(Extracted records)
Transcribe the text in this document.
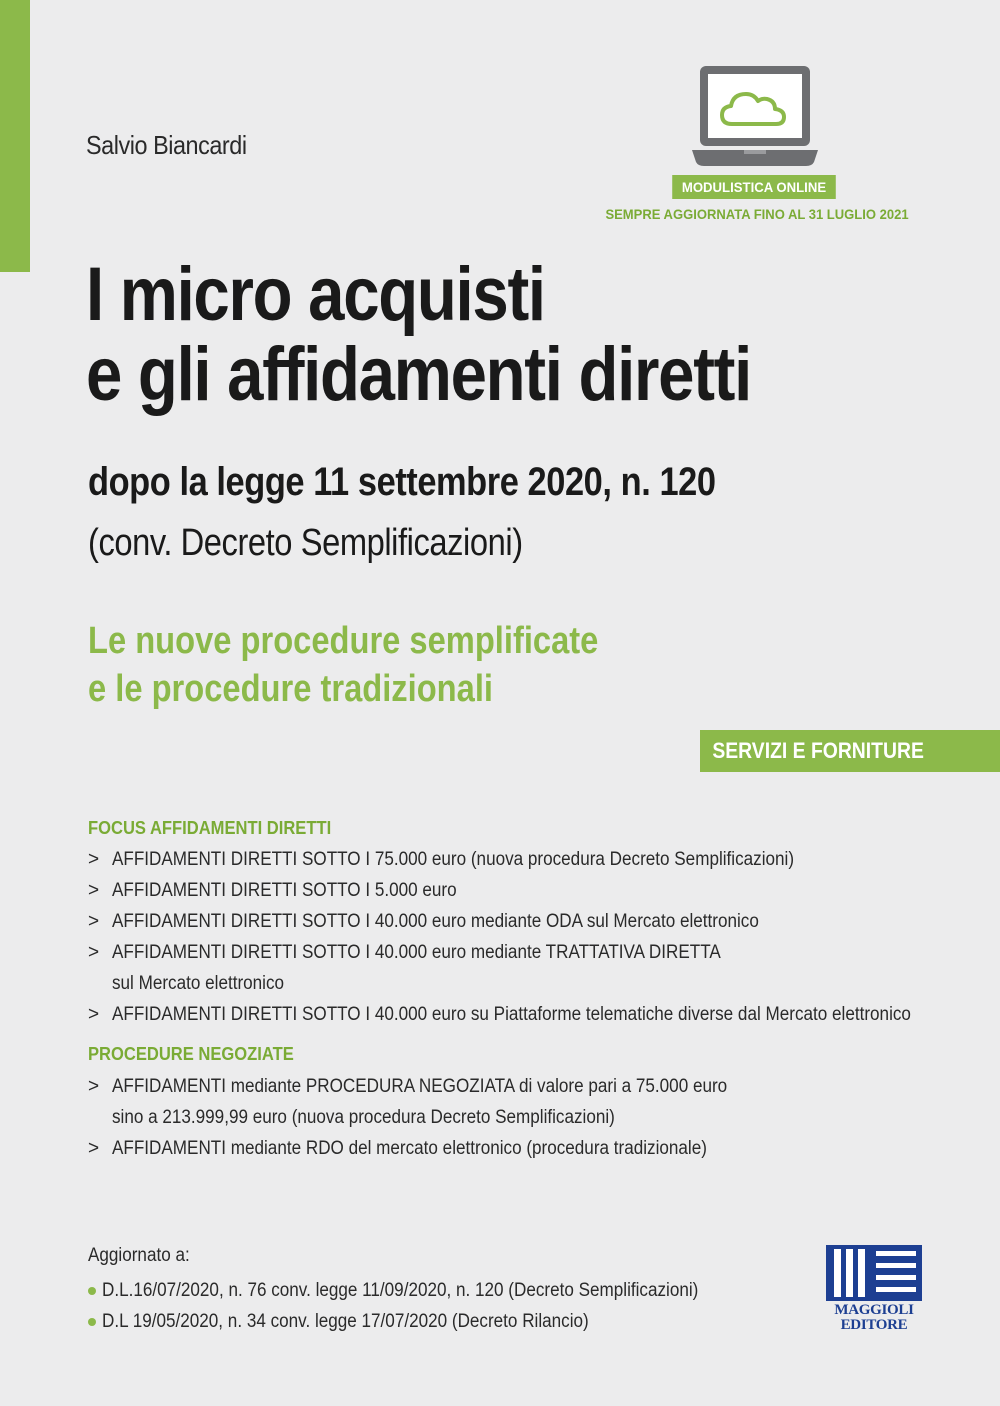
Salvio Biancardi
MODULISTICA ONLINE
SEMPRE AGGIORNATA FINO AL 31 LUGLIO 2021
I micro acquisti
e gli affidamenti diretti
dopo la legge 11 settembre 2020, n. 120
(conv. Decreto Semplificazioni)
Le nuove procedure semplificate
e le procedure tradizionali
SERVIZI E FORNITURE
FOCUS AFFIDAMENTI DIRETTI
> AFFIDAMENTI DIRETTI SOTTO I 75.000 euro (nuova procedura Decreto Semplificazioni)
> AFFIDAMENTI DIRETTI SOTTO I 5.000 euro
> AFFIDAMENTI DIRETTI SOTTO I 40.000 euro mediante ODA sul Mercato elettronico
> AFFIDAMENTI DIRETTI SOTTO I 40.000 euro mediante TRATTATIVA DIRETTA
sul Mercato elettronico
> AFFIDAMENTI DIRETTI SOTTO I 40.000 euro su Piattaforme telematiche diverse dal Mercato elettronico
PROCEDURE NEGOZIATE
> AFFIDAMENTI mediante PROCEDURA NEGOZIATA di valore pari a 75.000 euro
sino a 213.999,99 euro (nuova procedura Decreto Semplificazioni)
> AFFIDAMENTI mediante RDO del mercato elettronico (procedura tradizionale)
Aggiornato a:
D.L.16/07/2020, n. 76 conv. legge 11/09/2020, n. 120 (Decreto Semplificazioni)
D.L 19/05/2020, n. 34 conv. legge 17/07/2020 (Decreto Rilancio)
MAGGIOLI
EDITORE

--

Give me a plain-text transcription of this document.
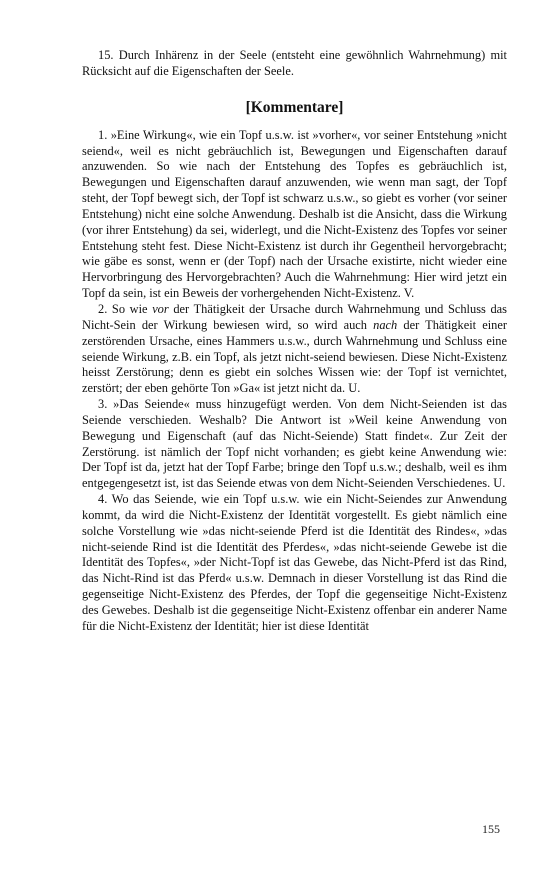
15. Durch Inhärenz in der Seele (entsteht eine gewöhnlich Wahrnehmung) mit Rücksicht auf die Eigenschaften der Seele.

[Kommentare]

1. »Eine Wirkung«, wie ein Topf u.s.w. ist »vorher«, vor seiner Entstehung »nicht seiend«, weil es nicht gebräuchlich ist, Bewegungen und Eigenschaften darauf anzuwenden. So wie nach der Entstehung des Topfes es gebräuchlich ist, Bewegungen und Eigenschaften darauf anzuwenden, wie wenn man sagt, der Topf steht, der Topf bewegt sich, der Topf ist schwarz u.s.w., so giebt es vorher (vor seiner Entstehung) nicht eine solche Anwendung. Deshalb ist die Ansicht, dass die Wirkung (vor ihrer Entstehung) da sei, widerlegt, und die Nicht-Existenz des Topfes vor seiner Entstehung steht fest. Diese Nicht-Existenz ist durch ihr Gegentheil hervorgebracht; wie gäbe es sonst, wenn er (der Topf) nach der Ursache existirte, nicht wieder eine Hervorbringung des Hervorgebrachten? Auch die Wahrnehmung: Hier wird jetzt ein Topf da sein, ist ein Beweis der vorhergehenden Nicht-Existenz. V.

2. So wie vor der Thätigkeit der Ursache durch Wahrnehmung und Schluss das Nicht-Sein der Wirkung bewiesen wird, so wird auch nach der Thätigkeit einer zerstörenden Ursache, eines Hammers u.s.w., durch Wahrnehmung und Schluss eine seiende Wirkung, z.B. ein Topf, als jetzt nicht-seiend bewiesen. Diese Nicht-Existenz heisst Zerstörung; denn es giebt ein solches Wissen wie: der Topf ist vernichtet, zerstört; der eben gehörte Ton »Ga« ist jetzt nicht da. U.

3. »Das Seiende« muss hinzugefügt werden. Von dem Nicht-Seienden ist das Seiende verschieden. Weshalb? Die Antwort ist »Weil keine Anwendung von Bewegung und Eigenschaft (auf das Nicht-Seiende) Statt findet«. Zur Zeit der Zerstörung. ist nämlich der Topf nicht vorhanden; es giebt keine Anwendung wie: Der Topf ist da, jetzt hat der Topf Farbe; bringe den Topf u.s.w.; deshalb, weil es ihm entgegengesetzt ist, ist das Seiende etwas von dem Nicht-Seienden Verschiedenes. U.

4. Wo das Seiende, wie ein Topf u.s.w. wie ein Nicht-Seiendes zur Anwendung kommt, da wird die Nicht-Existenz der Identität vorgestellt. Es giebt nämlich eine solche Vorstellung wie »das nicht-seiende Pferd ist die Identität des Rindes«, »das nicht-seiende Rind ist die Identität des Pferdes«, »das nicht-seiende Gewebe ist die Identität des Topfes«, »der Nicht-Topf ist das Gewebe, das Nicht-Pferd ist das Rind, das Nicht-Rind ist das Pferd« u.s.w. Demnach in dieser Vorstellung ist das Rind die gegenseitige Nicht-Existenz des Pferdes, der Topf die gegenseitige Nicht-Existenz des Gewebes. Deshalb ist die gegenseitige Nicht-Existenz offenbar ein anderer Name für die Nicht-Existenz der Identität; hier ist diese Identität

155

* * *

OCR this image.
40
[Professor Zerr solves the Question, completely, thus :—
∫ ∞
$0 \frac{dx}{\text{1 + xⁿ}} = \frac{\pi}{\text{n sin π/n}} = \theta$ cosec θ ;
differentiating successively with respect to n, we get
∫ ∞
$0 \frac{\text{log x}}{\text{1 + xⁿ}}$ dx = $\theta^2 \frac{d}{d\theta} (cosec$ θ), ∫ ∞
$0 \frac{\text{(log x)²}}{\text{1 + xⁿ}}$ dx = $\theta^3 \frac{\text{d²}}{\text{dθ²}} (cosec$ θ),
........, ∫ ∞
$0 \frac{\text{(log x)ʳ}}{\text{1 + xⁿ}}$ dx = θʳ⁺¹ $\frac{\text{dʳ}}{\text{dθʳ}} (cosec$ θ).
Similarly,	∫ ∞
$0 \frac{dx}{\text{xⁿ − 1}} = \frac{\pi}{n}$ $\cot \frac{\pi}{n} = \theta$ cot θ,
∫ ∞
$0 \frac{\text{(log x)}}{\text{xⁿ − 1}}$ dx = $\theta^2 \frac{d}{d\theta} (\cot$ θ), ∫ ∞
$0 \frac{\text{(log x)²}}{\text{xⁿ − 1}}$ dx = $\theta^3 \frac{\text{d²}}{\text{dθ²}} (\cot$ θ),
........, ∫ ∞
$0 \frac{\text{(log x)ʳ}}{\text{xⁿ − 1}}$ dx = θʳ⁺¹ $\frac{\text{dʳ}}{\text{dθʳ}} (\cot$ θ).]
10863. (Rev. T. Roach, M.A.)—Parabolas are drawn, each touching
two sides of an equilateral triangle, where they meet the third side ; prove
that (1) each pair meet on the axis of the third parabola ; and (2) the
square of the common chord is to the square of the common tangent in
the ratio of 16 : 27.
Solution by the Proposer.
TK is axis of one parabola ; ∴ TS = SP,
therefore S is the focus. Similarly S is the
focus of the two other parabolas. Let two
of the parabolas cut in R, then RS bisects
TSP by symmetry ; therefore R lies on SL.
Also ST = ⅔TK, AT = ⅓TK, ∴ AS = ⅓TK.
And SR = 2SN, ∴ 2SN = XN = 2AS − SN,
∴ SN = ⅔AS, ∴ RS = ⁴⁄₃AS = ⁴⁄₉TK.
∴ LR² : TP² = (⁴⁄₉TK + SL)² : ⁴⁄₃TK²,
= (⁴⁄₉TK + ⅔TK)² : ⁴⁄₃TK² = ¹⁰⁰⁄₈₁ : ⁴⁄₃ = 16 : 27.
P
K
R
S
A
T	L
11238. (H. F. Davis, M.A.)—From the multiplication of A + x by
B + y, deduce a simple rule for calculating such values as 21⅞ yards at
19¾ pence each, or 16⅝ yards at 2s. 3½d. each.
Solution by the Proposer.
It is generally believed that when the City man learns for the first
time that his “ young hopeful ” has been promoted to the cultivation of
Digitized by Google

• **THE PROBLEM**
In the lines above, find each one with "meet" and list it.

• **WRITTEN RESPONSE**
two sides of an equilateral triangle, where they meet the third side ; prove
that (1) each pair meet on the axis of the third parabola ; and (2) the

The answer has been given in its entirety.